▶ _EXERCISE_: Answer with a single number, the count of lines holding the word "handle".

-- BEGIN --

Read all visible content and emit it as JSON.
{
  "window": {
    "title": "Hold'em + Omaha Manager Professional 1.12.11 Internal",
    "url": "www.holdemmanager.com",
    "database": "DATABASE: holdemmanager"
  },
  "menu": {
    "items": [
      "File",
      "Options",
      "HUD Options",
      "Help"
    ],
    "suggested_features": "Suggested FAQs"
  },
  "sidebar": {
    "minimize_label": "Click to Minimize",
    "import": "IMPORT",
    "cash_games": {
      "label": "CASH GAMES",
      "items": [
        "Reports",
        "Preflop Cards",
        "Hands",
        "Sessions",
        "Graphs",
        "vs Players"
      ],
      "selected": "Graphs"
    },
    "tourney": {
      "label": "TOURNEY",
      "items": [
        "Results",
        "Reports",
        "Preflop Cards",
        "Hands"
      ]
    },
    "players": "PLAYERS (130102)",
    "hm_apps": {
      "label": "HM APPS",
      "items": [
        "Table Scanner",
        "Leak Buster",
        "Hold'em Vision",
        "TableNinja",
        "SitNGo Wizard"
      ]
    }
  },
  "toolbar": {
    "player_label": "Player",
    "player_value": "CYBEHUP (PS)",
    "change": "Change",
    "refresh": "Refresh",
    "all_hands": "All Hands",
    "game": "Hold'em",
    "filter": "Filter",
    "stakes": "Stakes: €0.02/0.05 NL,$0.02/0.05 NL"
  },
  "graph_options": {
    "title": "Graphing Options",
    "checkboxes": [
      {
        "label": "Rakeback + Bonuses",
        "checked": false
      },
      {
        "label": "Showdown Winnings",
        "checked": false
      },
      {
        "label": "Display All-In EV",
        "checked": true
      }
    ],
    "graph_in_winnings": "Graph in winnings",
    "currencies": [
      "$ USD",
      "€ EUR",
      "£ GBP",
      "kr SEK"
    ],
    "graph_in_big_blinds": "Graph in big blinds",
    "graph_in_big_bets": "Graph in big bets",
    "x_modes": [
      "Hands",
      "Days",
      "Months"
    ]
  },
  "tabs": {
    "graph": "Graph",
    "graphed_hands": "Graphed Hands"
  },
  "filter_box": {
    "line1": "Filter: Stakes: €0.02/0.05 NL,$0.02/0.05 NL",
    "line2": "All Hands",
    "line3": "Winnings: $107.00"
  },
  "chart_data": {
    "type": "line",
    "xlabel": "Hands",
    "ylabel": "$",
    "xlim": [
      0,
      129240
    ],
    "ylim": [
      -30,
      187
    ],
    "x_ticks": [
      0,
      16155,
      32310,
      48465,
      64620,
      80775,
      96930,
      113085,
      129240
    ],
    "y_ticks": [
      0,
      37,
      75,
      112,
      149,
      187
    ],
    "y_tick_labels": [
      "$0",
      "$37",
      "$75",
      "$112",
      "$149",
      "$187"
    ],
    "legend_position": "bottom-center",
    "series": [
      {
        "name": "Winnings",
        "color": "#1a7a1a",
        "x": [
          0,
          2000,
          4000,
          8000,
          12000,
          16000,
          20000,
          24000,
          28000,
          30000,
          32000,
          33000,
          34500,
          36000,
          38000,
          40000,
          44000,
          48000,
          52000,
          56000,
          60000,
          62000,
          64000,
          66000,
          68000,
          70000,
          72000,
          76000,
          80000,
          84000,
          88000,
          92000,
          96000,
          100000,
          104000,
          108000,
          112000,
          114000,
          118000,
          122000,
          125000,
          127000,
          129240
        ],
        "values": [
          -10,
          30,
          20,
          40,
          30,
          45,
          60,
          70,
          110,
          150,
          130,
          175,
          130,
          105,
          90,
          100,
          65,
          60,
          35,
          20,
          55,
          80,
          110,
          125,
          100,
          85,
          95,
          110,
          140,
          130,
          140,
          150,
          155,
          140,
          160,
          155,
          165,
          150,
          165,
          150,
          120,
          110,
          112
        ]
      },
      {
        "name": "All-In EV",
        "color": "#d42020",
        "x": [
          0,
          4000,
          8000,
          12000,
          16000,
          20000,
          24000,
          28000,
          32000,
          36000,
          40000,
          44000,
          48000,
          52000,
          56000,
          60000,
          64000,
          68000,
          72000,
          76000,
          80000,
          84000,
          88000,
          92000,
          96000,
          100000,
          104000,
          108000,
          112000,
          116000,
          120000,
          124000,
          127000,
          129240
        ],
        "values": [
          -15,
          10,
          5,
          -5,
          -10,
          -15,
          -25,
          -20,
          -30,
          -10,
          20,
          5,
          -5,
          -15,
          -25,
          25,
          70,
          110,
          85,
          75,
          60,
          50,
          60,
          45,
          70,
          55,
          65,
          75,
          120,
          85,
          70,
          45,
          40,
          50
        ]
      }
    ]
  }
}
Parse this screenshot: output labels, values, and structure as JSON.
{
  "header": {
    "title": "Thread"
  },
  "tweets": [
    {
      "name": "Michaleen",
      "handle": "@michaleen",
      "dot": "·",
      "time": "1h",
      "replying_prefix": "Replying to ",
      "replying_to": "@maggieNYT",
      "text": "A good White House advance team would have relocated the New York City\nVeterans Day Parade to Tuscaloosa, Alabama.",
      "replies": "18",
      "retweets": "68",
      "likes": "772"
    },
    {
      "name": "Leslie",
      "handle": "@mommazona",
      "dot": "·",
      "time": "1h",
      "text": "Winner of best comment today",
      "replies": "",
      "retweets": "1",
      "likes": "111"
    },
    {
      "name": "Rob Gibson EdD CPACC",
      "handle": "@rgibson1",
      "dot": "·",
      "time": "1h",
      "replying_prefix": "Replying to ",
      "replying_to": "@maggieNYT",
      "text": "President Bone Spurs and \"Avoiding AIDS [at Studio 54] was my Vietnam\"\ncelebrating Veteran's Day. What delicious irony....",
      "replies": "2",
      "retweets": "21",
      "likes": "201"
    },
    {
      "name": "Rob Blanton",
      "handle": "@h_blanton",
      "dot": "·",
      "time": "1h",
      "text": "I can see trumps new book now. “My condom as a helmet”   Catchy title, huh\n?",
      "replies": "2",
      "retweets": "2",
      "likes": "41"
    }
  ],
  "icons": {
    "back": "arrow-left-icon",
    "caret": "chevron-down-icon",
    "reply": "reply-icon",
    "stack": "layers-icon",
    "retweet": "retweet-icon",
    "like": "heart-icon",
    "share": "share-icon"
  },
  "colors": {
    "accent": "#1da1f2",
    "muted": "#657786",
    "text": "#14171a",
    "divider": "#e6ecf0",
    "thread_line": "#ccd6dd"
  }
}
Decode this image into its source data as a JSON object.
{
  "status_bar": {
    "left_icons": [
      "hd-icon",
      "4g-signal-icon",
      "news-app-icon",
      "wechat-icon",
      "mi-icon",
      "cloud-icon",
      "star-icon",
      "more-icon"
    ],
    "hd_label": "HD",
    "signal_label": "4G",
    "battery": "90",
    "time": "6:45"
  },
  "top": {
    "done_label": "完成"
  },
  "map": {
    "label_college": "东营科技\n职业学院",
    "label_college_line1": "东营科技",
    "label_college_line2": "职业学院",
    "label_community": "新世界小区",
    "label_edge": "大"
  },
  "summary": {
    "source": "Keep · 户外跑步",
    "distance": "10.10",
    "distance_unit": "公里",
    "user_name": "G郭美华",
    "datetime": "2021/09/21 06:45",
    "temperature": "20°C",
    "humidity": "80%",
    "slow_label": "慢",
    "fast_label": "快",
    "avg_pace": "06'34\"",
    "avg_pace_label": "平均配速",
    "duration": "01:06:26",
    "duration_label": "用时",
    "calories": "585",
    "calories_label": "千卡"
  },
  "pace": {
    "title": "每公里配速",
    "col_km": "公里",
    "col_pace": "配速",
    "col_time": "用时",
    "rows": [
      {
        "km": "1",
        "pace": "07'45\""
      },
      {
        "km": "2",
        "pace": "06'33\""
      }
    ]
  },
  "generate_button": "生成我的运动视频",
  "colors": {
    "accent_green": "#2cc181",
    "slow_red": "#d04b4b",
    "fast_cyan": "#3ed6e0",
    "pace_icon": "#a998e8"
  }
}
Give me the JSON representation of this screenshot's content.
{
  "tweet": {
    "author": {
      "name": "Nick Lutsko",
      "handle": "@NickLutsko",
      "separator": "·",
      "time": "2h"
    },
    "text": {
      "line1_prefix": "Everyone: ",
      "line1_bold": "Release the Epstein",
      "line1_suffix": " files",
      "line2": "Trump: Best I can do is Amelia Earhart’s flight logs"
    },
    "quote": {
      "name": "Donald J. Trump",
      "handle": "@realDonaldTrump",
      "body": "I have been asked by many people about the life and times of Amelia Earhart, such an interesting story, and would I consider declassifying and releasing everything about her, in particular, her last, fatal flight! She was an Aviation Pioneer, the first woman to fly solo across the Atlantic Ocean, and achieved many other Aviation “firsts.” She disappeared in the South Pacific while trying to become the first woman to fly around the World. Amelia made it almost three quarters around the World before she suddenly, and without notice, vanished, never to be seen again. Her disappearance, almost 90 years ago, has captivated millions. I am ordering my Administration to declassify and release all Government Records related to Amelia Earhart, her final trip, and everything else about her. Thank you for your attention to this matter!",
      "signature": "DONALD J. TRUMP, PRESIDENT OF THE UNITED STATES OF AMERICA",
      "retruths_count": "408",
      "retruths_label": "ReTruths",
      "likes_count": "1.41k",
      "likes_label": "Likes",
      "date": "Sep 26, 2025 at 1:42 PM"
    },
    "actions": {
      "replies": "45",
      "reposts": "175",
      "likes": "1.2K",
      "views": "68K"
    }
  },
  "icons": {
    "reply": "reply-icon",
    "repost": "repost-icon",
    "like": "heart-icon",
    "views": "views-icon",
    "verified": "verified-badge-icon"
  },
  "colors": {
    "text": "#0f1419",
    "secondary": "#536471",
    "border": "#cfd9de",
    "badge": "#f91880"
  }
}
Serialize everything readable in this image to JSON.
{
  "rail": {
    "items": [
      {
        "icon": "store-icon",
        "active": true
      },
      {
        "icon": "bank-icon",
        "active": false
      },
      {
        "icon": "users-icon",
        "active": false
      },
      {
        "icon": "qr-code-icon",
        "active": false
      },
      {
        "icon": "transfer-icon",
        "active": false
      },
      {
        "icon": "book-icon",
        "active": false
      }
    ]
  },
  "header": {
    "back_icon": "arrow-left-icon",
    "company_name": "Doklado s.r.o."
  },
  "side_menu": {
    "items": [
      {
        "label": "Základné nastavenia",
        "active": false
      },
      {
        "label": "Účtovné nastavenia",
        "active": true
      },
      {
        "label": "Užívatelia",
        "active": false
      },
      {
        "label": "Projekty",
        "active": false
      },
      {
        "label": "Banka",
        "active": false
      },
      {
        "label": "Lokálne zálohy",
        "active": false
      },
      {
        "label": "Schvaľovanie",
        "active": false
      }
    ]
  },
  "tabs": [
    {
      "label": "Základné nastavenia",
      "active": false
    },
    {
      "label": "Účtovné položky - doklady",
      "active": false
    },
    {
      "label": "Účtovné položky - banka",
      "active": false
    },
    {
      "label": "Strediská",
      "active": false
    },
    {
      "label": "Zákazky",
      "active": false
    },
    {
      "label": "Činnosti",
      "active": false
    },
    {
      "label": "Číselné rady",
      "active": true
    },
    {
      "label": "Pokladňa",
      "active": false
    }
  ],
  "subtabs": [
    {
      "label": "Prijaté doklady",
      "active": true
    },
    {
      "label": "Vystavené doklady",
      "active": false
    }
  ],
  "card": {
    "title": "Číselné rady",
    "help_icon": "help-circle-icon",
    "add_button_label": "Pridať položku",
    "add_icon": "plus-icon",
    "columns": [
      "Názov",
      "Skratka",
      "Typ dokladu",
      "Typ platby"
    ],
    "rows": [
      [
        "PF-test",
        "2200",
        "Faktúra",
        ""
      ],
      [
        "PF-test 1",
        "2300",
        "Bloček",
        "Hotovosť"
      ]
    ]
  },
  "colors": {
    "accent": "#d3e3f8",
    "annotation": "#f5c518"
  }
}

-- END --

▶ _COMPLETED EXERCISE_: 6